# [Work required]
Gather each line from the items below that contains the string "tUSD". Case matters.

(Bounding box annotations)
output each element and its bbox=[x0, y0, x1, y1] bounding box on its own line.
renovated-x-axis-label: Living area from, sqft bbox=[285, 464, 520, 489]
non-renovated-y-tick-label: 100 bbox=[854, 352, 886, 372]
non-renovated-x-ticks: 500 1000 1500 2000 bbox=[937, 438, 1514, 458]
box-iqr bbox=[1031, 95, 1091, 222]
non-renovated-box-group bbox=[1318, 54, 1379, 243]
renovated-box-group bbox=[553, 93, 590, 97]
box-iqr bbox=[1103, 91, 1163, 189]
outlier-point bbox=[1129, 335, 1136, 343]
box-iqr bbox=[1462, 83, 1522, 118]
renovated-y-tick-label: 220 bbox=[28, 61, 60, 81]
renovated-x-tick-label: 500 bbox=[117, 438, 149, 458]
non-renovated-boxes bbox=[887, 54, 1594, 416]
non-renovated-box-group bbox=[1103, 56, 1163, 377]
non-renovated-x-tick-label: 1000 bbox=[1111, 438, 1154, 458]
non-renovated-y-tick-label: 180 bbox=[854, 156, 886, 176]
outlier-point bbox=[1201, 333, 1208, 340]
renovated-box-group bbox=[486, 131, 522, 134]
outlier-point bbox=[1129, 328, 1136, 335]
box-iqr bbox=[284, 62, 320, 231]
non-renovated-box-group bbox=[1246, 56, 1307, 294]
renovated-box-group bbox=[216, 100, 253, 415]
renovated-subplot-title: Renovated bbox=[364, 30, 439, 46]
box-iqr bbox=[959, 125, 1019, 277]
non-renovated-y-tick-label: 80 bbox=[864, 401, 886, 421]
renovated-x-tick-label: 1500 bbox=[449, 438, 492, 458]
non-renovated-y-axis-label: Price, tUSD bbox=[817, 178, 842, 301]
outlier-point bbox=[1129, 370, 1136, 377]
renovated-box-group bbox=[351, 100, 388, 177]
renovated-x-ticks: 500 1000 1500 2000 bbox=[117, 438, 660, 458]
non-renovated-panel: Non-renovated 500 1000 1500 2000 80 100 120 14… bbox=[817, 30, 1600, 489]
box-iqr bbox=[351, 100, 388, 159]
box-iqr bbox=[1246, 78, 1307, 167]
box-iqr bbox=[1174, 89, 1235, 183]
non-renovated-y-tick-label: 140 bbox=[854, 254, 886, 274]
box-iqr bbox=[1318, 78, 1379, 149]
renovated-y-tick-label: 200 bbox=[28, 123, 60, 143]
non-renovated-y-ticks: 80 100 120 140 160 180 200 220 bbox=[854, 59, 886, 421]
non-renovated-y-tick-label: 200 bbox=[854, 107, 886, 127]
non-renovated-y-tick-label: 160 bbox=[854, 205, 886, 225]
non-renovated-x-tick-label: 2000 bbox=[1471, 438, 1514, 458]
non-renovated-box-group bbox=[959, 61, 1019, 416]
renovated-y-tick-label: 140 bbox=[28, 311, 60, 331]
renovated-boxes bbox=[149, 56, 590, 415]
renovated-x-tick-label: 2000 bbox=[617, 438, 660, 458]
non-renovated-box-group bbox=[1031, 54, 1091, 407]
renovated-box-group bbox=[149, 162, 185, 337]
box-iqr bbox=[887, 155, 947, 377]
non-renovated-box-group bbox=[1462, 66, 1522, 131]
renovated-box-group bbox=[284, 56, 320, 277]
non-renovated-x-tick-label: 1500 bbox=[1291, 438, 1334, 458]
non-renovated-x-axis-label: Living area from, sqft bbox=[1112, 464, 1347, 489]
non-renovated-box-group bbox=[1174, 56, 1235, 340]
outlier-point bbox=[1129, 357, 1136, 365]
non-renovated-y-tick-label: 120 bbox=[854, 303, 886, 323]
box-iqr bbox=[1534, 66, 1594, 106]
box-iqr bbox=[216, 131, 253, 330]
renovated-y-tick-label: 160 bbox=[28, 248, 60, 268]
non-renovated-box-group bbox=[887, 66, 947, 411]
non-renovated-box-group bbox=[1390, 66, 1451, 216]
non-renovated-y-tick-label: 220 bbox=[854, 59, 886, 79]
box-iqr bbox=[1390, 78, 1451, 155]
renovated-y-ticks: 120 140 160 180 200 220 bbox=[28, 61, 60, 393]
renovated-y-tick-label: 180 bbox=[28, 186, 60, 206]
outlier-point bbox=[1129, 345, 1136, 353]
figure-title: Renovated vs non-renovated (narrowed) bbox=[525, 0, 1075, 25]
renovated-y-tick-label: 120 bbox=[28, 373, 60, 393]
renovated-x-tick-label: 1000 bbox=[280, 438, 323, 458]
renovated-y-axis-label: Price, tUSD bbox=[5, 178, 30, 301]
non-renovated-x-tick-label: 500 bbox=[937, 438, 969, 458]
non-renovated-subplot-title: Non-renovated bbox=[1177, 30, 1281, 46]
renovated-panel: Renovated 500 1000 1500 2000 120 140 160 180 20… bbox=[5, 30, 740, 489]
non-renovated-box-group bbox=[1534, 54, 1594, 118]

# [Solution to the problem]
non-renovated-y-axis-label: Price, tUSD bbox=[817, 178, 842, 301]
renovated-y-axis-label: Price, tUSD bbox=[5, 178, 30, 301]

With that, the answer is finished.